GIVEN REQUEST: Leaving out all images, write out the records that follow exactly.

^^^^^^^^

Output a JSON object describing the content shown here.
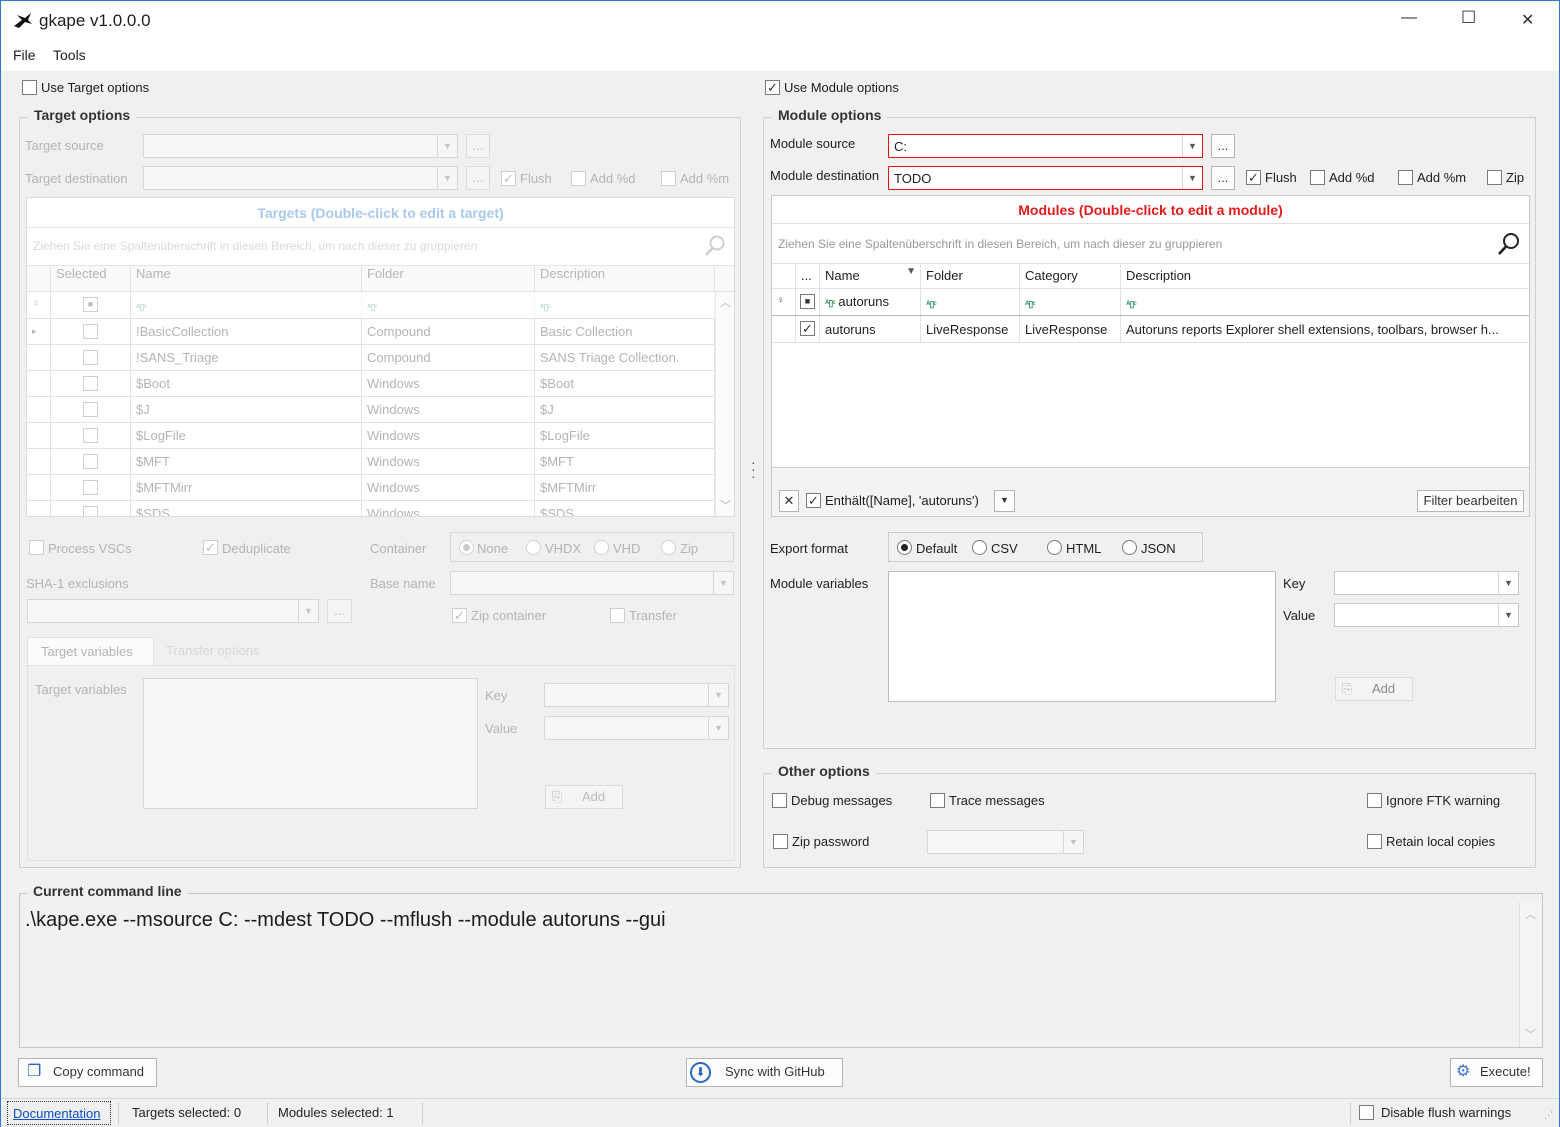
{
  "window": {
    "title": "gkape v1.0.0.0",
    "minimize_glyph": "—",
    "maximize_glyph": "☐",
    "close_glyph": "✕"
  },
  "menu": {
    "file": "File",
    "tools": "Tools"
  },
  "target": {
    "use_label": "Use Target options",
    "group_title": "Target options",
    "source_label": "Target source",
    "destination_label": "Target destination",
    "flush_label": "Flush",
    "add_d_label": "Add %d",
    "add_m_label": "Add %m",
    "browse": "...",
    "grid_title": "Targets (Double-click to edit a target)",
    "group_hint": "Ziehen Sie eine Spaltenüberschrift in diesen Bereich, um nach dieser zu gruppieren",
    "columns": [
      "Selected",
      "Name",
      "Folder",
      "Description"
    ],
    "filter_glyph": "ᴮʙᴄ",
    "rows": [
      {
        "name": "!BasicCollection",
        "folder": "Compound",
        "description": "Basic Collection"
      },
      {
        "name": "!SANS_Triage",
        "folder": "Compound",
        "description": "SANS Triage Collection."
      },
      {
        "name": "$Boot",
        "folder": "Windows",
        "description": "$Boot"
      },
      {
        "name": "$J",
        "folder": "Windows",
        "description": "$J"
      },
      {
        "name": "$LogFile",
        "folder": "Windows",
        "description": "$LogFile"
      },
      {
        "name": "$MFT",
        "folder": "Windows",
        "description": "$MFT"
      },
      {
        "name": "$MFTMirr",
        "folder": "Windows",
        "description": "$MFTMirr"
      },
      {
        "name": "$SDS",
        "folder": "Windows",
        "description": "$SDS"
      }
    ],
    "process_vscs": "Process VSCs",
    "deduplicate": "Deduplicate",
    "container_label": "Container",
    "container_options": [
      "None",
      "VHDX",
      "VHD",
      "Zip"
    ],
    "sha1_label": "SHA-1 exclusions",
    "base_name_label": "Base name",
    "zip_container": "Zip container",
    "transfer": "Transfer",
    "tab_vars": "Target variables",
    "tab_transfer": "Transfer options",
    "vars_label": "Target variables",
    "key_label": "Key",
    "value_label": "Value",
    "add_label": "Add"
  },
  "module": {
    "use_label": "Use Module options",
    "group_title": "Module options",
    "source_label": "Module source",
    "source_value": "C:",
    "destination_label": "Module destination",
    "destination_value": "TODO",
    "browse": "...",
    "flush_label": "Flush",
    "add_d_label": "Add %d",
    "add_m_label": "Add %m",
    "zip_label": "Zip",
    "grid_title": "Modules (Double-click to edit a module)",
    "group_hint": "Ziehen Sie eine Spaltenüberschrift in diesen Bereich, um nach dieser zu gruppieren",
    "columns": [
      "...",
      "Name",
      "Folder",
      "Category",
      "Description"
    ],
    "filter_name": "autoruns",
    "rows": [
      {
        "name": "autoruns",
        "folder": "LiveResponse",
        "category": "LiveResponse",
        "description": "Autoruns reports Explorer shell extensions, toolbars, browser h..."
      }
    ],
    "filter_expr": "Enthält([Name], 'autoruns')",
    "filter_edit": "Filter bearbeiten",
    "export_label": "Export format",
    "export_options": [
      "Default",
      "CSV",
      "HTML",
      "JSON"
    ],
    "vars_label": "Module variables",
    "key_label": "Key",
    "value_label": "Value",
    "add_label": "Add"
  },
  "other": {
    "group_title": "Other options",
    "debug": "Debug messages",
    "trace": "Trace messages",
    "ignore_ftk": "Ignore FTK warning",
    "zip_password": "Zip password",
    "retain_local": "Retain local copies"
  },
  "command": {
    "group_title": "Current command line",
    "text": ".\\kape.exe --msource C: --mdest TODO --mflush --module autoruns --gui"
  },
  "buttons": {
    "copy": "Copy command",
    "sync": "Sync with GitHub",
    "execute": "Execute!"
  },
  "status": {
    "documentation": "Documentation",
    "targets_selected": "Targets selected: 0",
    "modules_selected": "Modules selected: 1",
    "disable_flush": "Disable flush warnings"
  }
}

^^^^^^^^

COMPLETE ANSWER:
Output a JSON object describing the content shown here.
{
  "window": {
    "title": "gkape v1.0.0.0",
    "minimize_glyph": "—",
    "maximize_glyph": "☐",
    "close_glyph": "✕"
  },
  "menu": {
    "file": "File",
    "tools": "Tools"
  },
  "target": {
    "use_label": "Use Target options",
    "group_title": "Target options",
    "source_label": "Target source",
    "destination_label": "Target destination",
    "flush_label": "Flush",
    "add_d_label": "Add %d",
    "add_m_label": "Add %m",
    "browse": "...",
    "grid_title": "Targets (Double-click to edit a target)",
    "group_hint": "Ziehen Sie eine Spaltenüberschrift in diesen Bereich, um nach dieser zu gruppieren",
    "columns": [
      "Selected",
      "Name",
      "Folder",
      "Description"
    ],
    "filter_glyph": "ᴮʙᴄ",
    "rows": [
      {
        "name": "!BasicCollection",
        "folder": "Compound",
        "description": "Basic Collection"
      },
      {
        "name": "!SANS_Triage",
        "folder": "Compound",
        "description": "SANS Triage Collection."
      },
      {
        "name": "$Boot",
        "folder": "Windows",
        "description": "$Boot"
      },
      {
        "name": "$J",
        "folder": "Windows",
        "description": "$J"
      },
      {
        "name": "$LogFile",
        "folder": "Windows",
        "description": "$LogFile"
      },
      {
        "name": "$MFT",
        "folder": "Windows",
        "description": "$MFT"
      },
      {
        "name": "$MFTMirr",
        "folder": "Windows",
        "description": "$MFTMirr"
      },
      {
        "name": "$SDS",
        "folder": "Windows",
        "description": "$SDS"
      }
    ],
    "process_vscs": "Process VSCs",
    "deduplicate": "Deduplicate",
    "container_label": "Container",
    "container_options": [
      "None",
      "VHDX",
      "VHD",
      "Zip"
    ],
    "sha1_label": "SHA-1 exclusions",
    "base_name_label": "Base name",
    "zip_container": "Zip container",
    "transfer": "Transfer",
    "tab_vars": "Target variables",
    "tab_transfer": "Transfer options",
    "vars_label": "Target variables",
    "key_label": "Key",
    "value_label": "Value",
    "add_label": "Add"
  },
  "module": {
    "use_label": "Use Module options",
    "group_title": "Module options",
    "source_label": "Module source",
    "source_value": "C:",
    "destination_label": "Module destination",
    "destination_value": "TODO",
    "browse": "...",
    "flush_label": "Flush",
    "add_d_label": "Add %d",
    "add_m_label": "Add %m",
    "zip_label": "Zip",
    "grid_title": "Modules (Double-click to edit a module)",
    "group_hint": "Ziehen Sie eine Spaltenüberschrift in diesen Bereich, um nach dieser zu gruppieren",
    "columns": [
      "...",
      "Name",
      "Folder",
      "Category",
      "Description"
    ],
    "filter_name": "autoruns",
    "rows": [
      {
        "name": "autoruns",
        "folder": "LiveResponse",
        "category": "LiveResponse",
        "description": "Autoruns reports Explorer shell extensions, toolbars, browser h..."
      }
    ],
    "filter_expr": "Enthält([Name], 'autoruns')",
    "filter_edit": "Filter bearbeiten",
    "export_label": "Export format",
    "export_options": [
      "Default",
      "CSV",
      "HTML",
      "JSON"
    ],
    "vars_label": "Module variables",
    "key_label": "Key",
    "value_label": "Value",
    "add_label": "Add"
  },
  "other": {
    "group_title": "Other options",
    "debug": "Debug messages",
    "trace": "Trace messages",
    "ignore_ftk": "Ignore FTK warning",
    "zip_password": "Zip password",
    "retain_local": "Retain local copies"
  },
  "command": {
    "group_title": "Current command line",
    "text": ".\\kape.exe --msource C: --mdest TODO --mflush --module autoruns --gui"
  },
  "buttons": {
    "copy": "Copy command",
    "sync": "Sync with GitHub",
    "execute": "Execute!"
  },
  "status": {
    "documentation": "Documentation",
    "targets_selected": "Targets selected: 0",
    "modules_selected": "Modules selected: 1",
    "disable_flush": "Disable flush warnings"
  }
}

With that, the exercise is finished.